── Data excerpts

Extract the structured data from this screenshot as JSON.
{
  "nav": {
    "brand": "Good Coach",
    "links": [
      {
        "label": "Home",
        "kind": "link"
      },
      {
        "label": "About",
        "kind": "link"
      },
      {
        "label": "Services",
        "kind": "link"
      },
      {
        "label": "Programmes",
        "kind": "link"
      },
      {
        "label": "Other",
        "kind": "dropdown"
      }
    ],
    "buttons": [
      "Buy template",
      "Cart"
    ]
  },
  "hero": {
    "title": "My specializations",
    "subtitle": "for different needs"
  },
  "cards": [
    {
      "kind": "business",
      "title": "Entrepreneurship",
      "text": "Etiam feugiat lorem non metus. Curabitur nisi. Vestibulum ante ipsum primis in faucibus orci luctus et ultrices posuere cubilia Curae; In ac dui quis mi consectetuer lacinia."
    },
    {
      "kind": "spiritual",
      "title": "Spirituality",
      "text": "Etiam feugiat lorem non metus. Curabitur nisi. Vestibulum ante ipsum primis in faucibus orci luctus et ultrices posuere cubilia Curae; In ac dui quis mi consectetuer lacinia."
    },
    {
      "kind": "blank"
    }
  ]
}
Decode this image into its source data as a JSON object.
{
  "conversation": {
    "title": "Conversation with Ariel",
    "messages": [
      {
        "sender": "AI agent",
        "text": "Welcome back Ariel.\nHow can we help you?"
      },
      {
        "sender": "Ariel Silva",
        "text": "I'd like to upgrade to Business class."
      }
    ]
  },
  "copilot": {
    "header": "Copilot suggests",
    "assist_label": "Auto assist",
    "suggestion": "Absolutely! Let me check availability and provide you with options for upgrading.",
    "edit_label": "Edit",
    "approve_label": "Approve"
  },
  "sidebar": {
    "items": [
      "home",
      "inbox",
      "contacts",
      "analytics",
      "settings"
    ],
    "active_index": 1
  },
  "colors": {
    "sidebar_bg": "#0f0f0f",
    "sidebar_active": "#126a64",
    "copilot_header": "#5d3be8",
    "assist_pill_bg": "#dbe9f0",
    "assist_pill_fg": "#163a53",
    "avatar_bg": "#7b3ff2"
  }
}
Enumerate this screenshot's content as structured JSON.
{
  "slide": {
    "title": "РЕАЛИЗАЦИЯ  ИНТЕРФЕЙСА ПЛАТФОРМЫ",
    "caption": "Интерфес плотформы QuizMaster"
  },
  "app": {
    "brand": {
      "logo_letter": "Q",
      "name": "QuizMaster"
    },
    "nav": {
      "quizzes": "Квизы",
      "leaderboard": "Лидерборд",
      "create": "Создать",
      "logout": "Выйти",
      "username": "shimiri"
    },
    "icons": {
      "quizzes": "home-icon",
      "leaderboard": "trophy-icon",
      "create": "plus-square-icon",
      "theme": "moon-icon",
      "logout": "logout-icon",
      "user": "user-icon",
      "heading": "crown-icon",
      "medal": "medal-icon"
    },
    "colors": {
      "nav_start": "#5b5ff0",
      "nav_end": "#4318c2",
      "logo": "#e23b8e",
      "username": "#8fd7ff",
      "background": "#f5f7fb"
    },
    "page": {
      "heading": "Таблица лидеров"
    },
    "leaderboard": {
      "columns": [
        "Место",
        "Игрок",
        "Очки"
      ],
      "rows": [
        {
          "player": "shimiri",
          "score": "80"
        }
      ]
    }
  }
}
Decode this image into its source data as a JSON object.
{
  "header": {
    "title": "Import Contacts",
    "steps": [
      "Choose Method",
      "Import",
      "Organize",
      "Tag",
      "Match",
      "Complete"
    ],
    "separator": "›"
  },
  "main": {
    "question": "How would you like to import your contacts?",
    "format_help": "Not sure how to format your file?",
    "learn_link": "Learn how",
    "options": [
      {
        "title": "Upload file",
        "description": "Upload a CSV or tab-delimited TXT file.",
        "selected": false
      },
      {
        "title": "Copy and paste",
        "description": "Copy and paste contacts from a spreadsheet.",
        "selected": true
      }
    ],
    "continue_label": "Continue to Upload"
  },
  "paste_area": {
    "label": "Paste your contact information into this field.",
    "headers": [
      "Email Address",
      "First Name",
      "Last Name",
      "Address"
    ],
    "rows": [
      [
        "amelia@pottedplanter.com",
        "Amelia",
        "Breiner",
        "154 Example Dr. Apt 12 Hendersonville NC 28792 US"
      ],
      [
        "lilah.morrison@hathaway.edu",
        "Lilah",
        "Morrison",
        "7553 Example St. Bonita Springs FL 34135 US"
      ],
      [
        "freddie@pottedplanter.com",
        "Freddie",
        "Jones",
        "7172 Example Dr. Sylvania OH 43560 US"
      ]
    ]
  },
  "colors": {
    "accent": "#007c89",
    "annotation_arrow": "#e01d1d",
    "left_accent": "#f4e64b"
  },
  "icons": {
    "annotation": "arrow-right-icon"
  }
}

────

_Description of the task_: Scan the lines for the string "Copy". Pick out every line that has it.

_Reply to the exercise_:
        "title": "Copy and paste",
        "description": "Copy and paste contacts from a spreadsheet.",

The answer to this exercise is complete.